-- Start of PROVIDED INFORMATION --

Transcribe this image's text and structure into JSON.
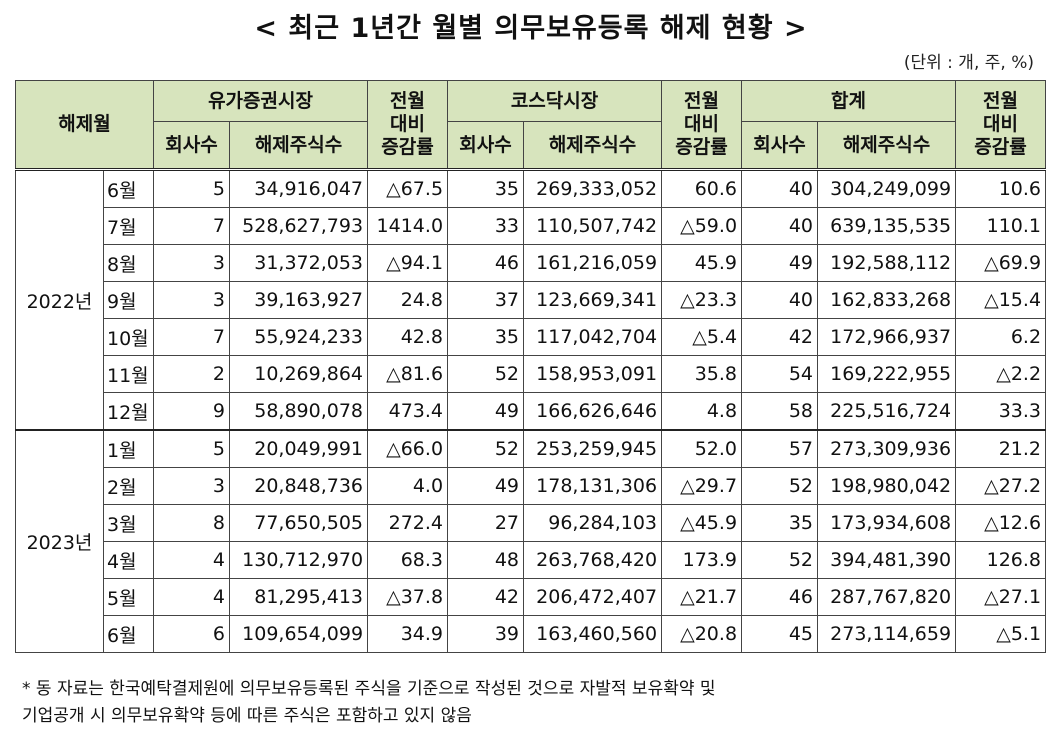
{
  "title": "< 최근 1년간 월별 의무보유등록 해제 현황 >",
  "unit": "(단위 : 개, 주, %)",
  "headers": {
    "period": "해제월",
    "kospi": "유가증권시장",
    "kosdaq": "코스닥시장",
    "total": "합계",
    "change_l1": "전월",
    "change_l2": "대비",
    "change_l3": "증감률",
    "companies": "회사수",
    "shares": "해제주식수"
  },
  "groups": [
    {
      "year": "2022년",
      "rows": [
        {
          "month": "6월",
          "k_cnt": "5",
          "k_shares": "34,916,047",
          "k_chg": "△67.5",
          "q_cnt": "35",
          "q_shares": "269,333,052",
          "q_chg": "60.6",
          "t_cnt": "40",
          "t_shares": "304,249,099",
          "t_chg": "10.6"
        },
        {
          "month": "7월",
          "k_cnt": "7",
          "k_shares": "528,627,793",
          "k_chg": "1414.0",
          "q_cnt": "33",
          "q_shares": "110,507,742",
          "q_chg": "△59.0",
          "t_cnt": "40",
          "t_shares": "639,135,535",
          "t_chg": "110.1"
        },
        {
          "month": "8월",
          "k_cnt": "3",
          "k_shares": "31,372,053",
          "k_chg": "△94.1",
          "q_cnt": "46",
          "q_shares": "161,216,059",
          "q_chg": "45.9",
          "t_cnt": "49",
          "t_shares": "192,588,112",
          "t_chg": "△69.9"
        },
        {
          "month": "9월",
          "k_cnt": "3",
          "k_shares": "39,163,927",
          "k_chg": "24.8",
          "q_cnt": "37",
          "q_shares": "123,669,341",
          "q_chg": "△23.3",
          "t_cnt": "40",
          "t_shares": "162,833,268",
          "t_chg": "△15.4"
        },
        {
          "month": "10월",
          "k_cnt": "7",
          "k_shares": "55,924,233",
          "k_chg": "42.8",
          "q_cnt": "35",
          "q_shares": "117,042,704",
          "q_chg": "△5.4",
          "t_cnt": "42",
          "t_shares": "172,966,937",
          "t_chg": "6.2"
        },
        {
          "month": "11월",
          "k_cnt": "2",
          "k_shares": "10,269,864",
          "k_chg": "△81.6",
          "q_cnt": "52",
          "q_shares": "158,953,091",
          "q_chg": "35.8",
          "t_cnt": "54",
          "t_shares": "169,222,955",
          "t_chg": "△2.2"
        },
        {
          "month": "12월",
          "k_cnt": "9",
          "k_shares": "58,890,078",
          "k_chg": "473.4",
          "q_cnt": "49",
          "q_shares": "166,626,646",
          "q_chg": "4.8",
          "t_cnt": "58",
          "t_shares": "225,516,724",
          "t_chg": "33.3"
        }
      ]
    },
    {
      "year": "2023년",
      "rows": [
        {
          "month": "1월",
          "k_cnt": "5",
          "k_shares": "20,049,991",
          "k_chg": "△66.0",
          "q_cnt": "52",
          "q_shares": "253,259,945",
          "q_chg": "52.0",
          "t_cnt": "57",
          "t_shares": "273,309,936",
          "t_chg": "21.2"
        },
        {
          "month": "2월",
          "k_cnt": "3",
          "k_shares": "20,848,736",
          "k_chg": "4.0",
          "q_cnt": "49",
          "q_shares": "178,131,306",
          "q_chg": "△29.7",
          "t_cnt": "52",
          "t_shares": "198,980,042",
          "t_chg": "△27.2"
        },
        {
          "month": "3월",
          "k_cnt": "8",
          "k_shares": "77,650,505",
          "k_chg": "272.4",
          "q_cnt": "27",
          "q_shares": "96,284,103",
          "q_chg": "△45.9",
          "t_cnt": "35",
          "t_shares": "173,934,608",
          "t_chg": "△12.6"
        },
        {
          "month": "4월",
          "k_cnt": "4",
          "k_shares": "130,712,970",
          "k_chg": "68.3",
          "q_cnt": "48",
          "q_shares": "263,768,420",
          "q_chg": "173.9",
          "t_cnt": "52",
          "t_shares": "394,481,390",
          "t_chg": "126.8"
        },
        {
          "month": "5월",
          "k_cnt": "4",
          "k_shares": "81,295,413",
          "k_chg": "△37.8",
          "q_cnt": "42",
          "q_shares": "206,472,407",
          "q_chg": "△21.7",
          "t_cnt": "46",
          "t_shares": "287,767,820",
          "t_chg": "△27.1"
        },
        {
          "month": "6월",
          "k_cnt": "6",
          "k_shares": "109,654,099",
          "k_chg": "34.9",
          "q_cnt": "39",
          "q_shares": "163,460,560",
          "q_chg": "△20.8",
          "t_cnt": "45",
          "t_shares": "273,114,659",
          "t_chg": "△5.1"
        }
      ]
    }
  ],
  "note_line1": "* 동 자료는 한국예탁결제원에 의무보유등록된 주식을 기준으로 작성된 것으로 자발적 보유확약 및",
  "note_line2": "기업공개 시 의무보유확약 등에 따른 주식은 포함하고 있지 않음"
}
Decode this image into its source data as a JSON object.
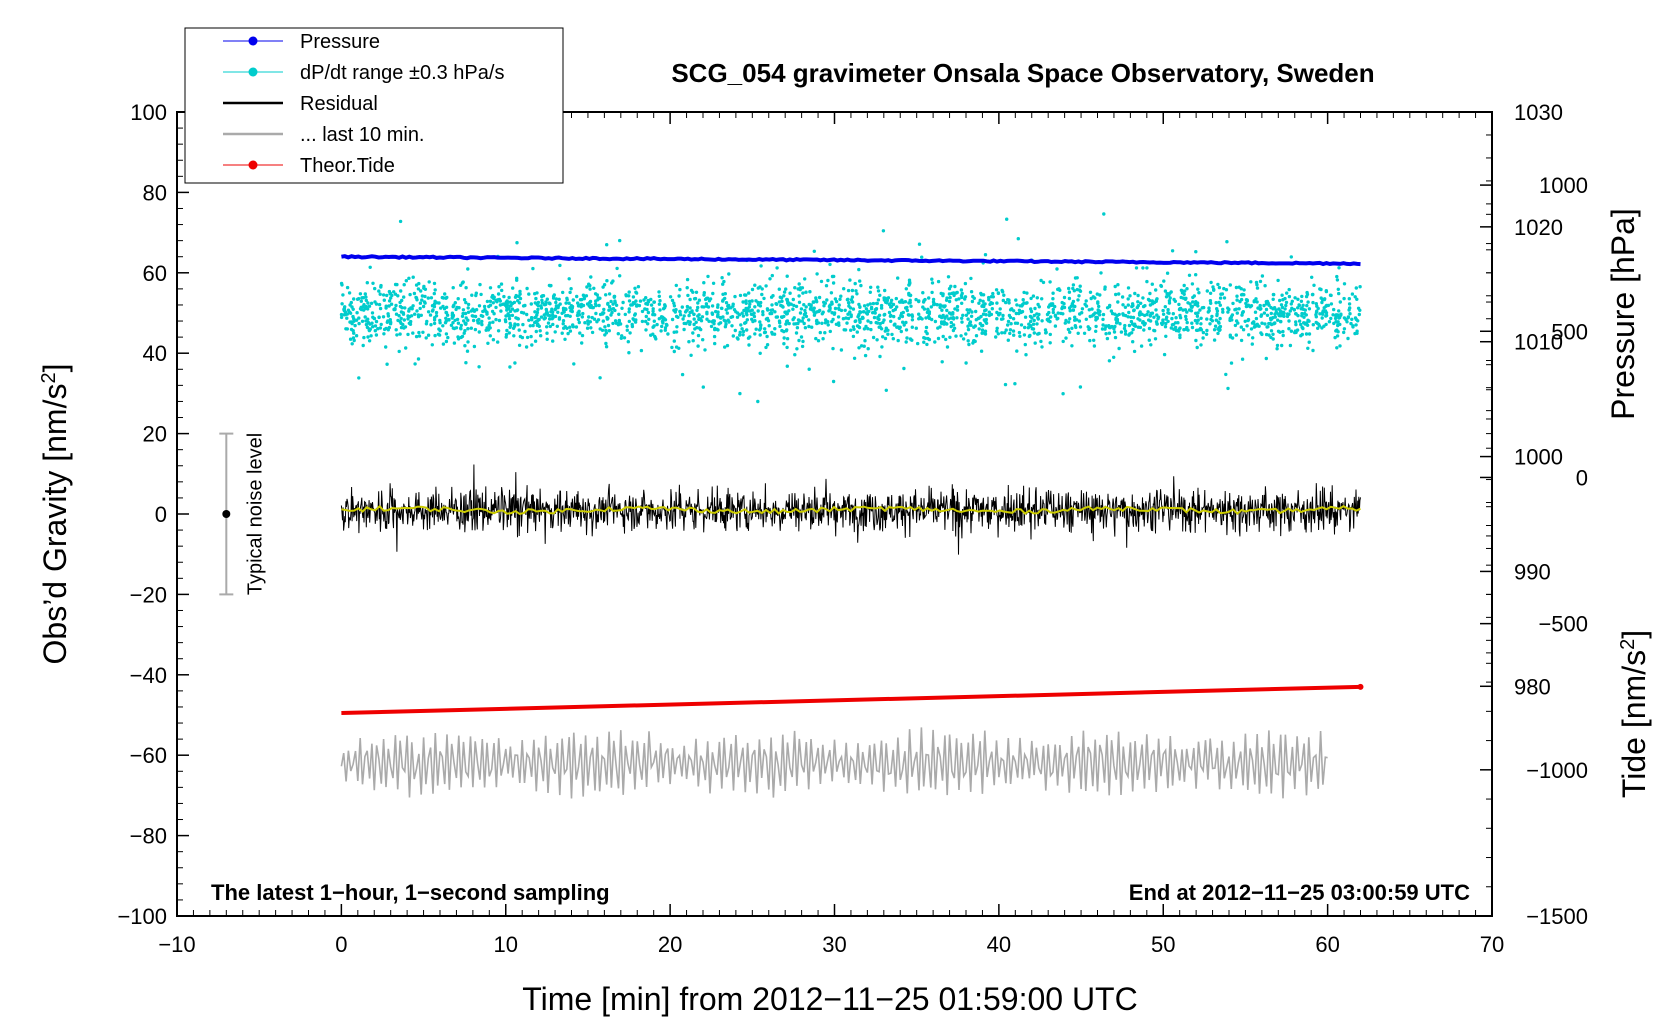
{
  "chart_data": {
    "type": "line",
    "title": "SCG_054 gravimeter Onsala Space Observatory, Sweden",
    "xlabel": "Time [min] from 2012−11−25 01:59:00 UTC",
    "ylabel_left": "Obs’d Gravity [nm/s",
    "ylabel_left_sup": "2",
    "ylabel_left_close": "]",
    "ylabel_right_pressure": "Pressure [hPa]",
    "ylabel_right_tide": "Tide [nm/s",
    "ylabel_right_tide_sup": "2",
    "ylabel_right_tide_close": "]",
    "xlim": [
      -10,
      70
    ],
    "ylim": [
      -100,
      100
    ],
    "x_ticks": [
      -10,
      0,
      10,
      20,
      30,
      40,
      50,
      60,
      70
    ],
    "x_tick_labels": [
      "−10",
      "0",
      "10",
      "20",
      "30",
      "40",
      "50",
      "60",
      "70"
    ],
    "y_ticks": [
      -100,
      -80,
      -60,
      -40,
      -20,
      0,
      20,
      40,
      60,
      80,
      100
    ],
    "y_tick_labels": [
      "−100",
      "−80",
      "−60",
      "−40",
      "−20",
      "0",
      "20",
      "40",
      "60",
      "80",
      "100"
    ],
    "pressure_axis": {
      "ticks": [
        980,
        990,
        1000,
        1010,
        1020,
        1030
      ],
      "tick_labels": [
        "980",
        "990",
        "1000",
        "1010",
        "1020",
        "1030"
      ],
      "range": [
        960,
        1030
      ]
    },
    "tide_axis": {
      "ticks": [
        -1500,
        -1000,
        -500,
        0,
        500,
        1000
      ],
      "tick_labels": [
        "−1500",
        "−1000",
        "−500",
        "0",
        "500",
        "1000"
      ],
      "range": [
        -1500,
        1250
      ]
    },
    "series": [
      {
        "name": "Pressure",
        "color": "#0000ee",
        "x": [
          0,
          62
        ],
        "values": [
          1017.4,
          1016.8
        ],
        "axis": "pressure"
      },
      {
        "name": "dP/dt range ±0.3 hPa/s",
        "color": "#00cccc",
        "center": 50,
        "x_range": [
          0,
          62
        ]
      },
      {
        "name": "Residual",
        "color": "#000000",
        "center": 1,
        "x_range": [
          0,
          62
        ]
      },
      {
        "name": "... last 10 min.",
        "color": "#aaaaaa",
        "center": -62,
        "x_range": [
          0,
          60
        ]
      },
      {
        "name": "Theor.Tide",
        "color": "#ee0000",
        "x": [
          0,
          62
        ],
        "values": [
          -49.5,
          -43
        ],
        "axis": "gravity"
      }
    ],
    "running_mean_color": "#cccc00",
    "noise_level": {
      "label": "Typical noise level",
      "x": -7,
      "center": 0,
      "range": [
        -20,
        20
      ]
    },
    "annotations": {
      "left": "The latest 1−hour, 1−second sampling",
      "right": "End at 2012−11−25 03:00:59 UTC"
    }
  }
}
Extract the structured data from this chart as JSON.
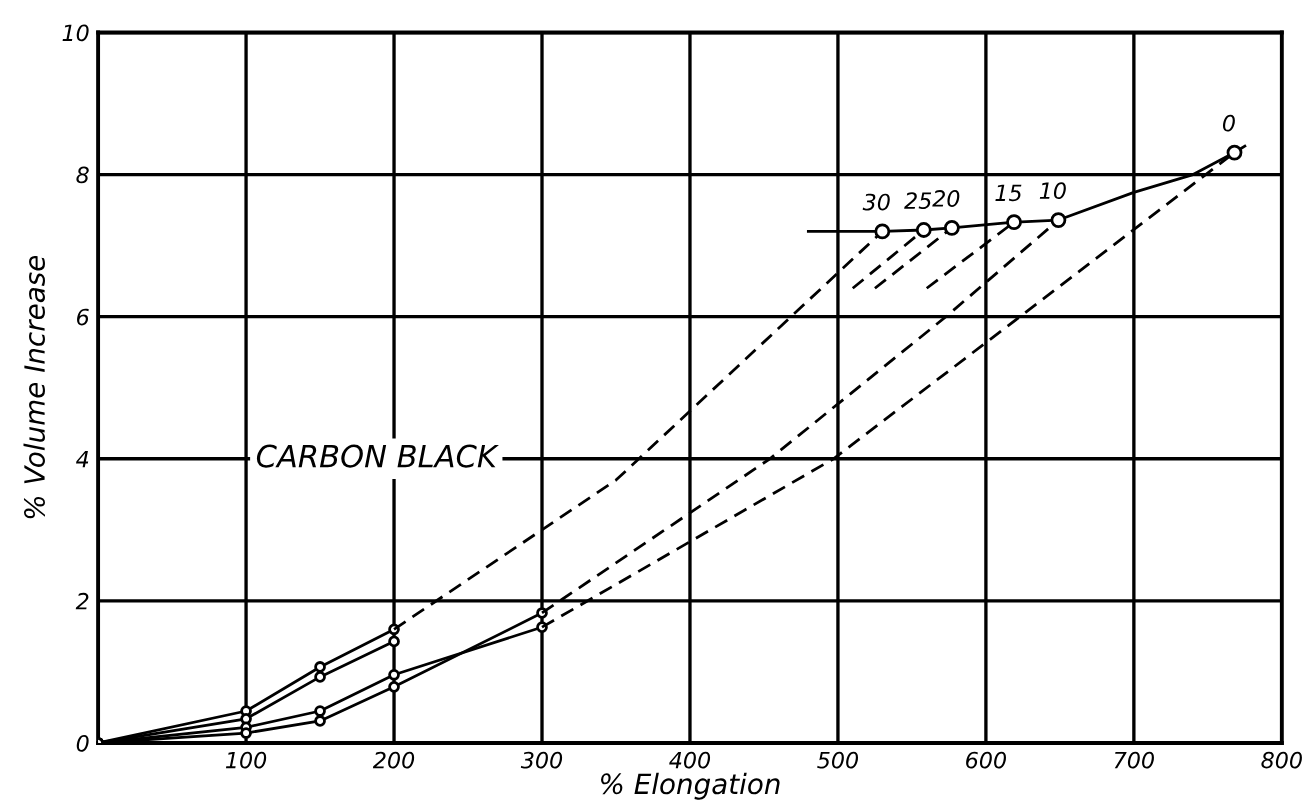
{
  "chart_data": {
    "type": "line",
    "xlabel": "% Elongation",
    "ylabel": "% Volume Increase",
    "xlim": [
      0,
      800
    ],
    "ylim": [
      0,
      10
    ],
    "xticks": [
      100,
      200,
      300,
      400,
      500,
      600,
      700,
      800
    ],
    "yticks": [
      0,
      2,
      4,
      6,
      8,
      10
    ],
    "grid": true,
    "legend": false,
    "annotations": [
      "CARBON BLACK",
      {
        "text": "30",
        "x": 530,
        "y": 7.2
      },
      {
        "text": "25",
        "x": 558,
        "y": 7.22
      },
      {
        "text": "20",
        "x": 577,
        "y": 7.25
      },
      {
        "text": "15",
        "x": 619,
        "y": 7.33
      },
      {
        "text": "10",
        "x": 649,
        "y": 7.36
      },
      {
        "text": "0",
        "x": 768,
        "y": 8.31
      }
    ],
    "series": [
      {
        "color": "#000000",
        "marker": "circle",
        "line_style": "solid",
        "x": [
          0,
          100,
          150,
          200
        ],
        "values": [
          0,
          0.45,
          1.07,
          1.6
        ]
      },
      {
        "color": "#000000",
        "marker": "circle",
        "line_style": "solid",
        "x": [
          0,
          100,
          150,
          200
        ],
        "values": [
          0,
          0.34,
          0.93,
          1.43
        ]
      },
      {
        "color": "#000000",
        "marker": "circle",
        "line_style": "solid",
        "x": [
          0,
          100,
          150,
          200,
          300
        ],
        "values": [
          0,
          0.22,
          0.45,
          0.96,
          1.63
        ]
      },
      {
        "color": "#000000",
        "marker": "circle",
        "line_style": "solid",
        "x": [
          0,
          100,
          150,
          200,
          300
        ],
        "values": [
          0,
          0.14,
          0.31,
          0.79,
          1.83
        ]
      },
      {
        "color": "#000000",
        "marker": "none",
        "line_style": "solid",
        "x": [
          480,
          530,
          558,
          577,
          619,
          649,
          700,
          740,
          768,
          775
        ],
        "values": [
          7.2,
          7.2,
          7.22,
          7.25,
          7.33,
          7.36,
          7.75,
          8.0,
          8.31,
          8.4
        ]
      },
      {
        "type": "scatter",
        "color": "#000000",
        "marker": "circle",
        "x": [
          530,
          558,
          577,
          619,
          649,
          768
        ],
        "values": [
          7.2,
          7.22,
          7.25,
          7.33,
          7.36,
          8.31
        ]
      },
      {
        "color": "#000000",
        "marker": "none",
        "line_style": "dashed",
        "x": [
          200,
          350,
          530
        ],
        "values": [
          1.6,
          3.7,
          7.2
        ]
      },
      {
        "color": "#000000",
        "marker": "none",
        "line_style": "dashed",
        "x": [
          300,
          454,
          573,
          649
        ],
        "values": [
          1.83,
          4,
          6,
          7.36
        ]
      },
      {
        "color": "#000000",
        "marker": "none",
        "line_style": "dashed",
        "x": [
          300,
          497,
          623,
          768
        ],
        "values": [
          1.63,
          4,
          6,
          8.31
        ]
      },
      {
        "color": "#000000",
        "marker": "none",
        "line_style": "dashed",
        "x": [
          510,
          558
        ],
        "values": [
          6.4,
          7.22
        ]
      },
      {
        "color": "#000000",
        "marker": "none",
        "line_style": "dashed",
        "x": [
          525,
          577
        ],
        "values": [
          6.4,
          7.25
        ]
      },
      {
        "color": "#000000",
        "marker": "none",
        "line_style": "dashed",
        "x": [
          560,
          619
        ],
        "values": [
          6.4,
          7.33
        ]
      }
    ]
  }
}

-- End of PROVIDED INFORMATION --

## WHAT YOU ARE ASKED TO DO
Return each line of the data that contains the string "this".

## TASK SOLUTION
Transcribe this image's text and structure into JSON.
Decode this image into its source data as a JSON object.
Extract the structured data from this chart as JSON.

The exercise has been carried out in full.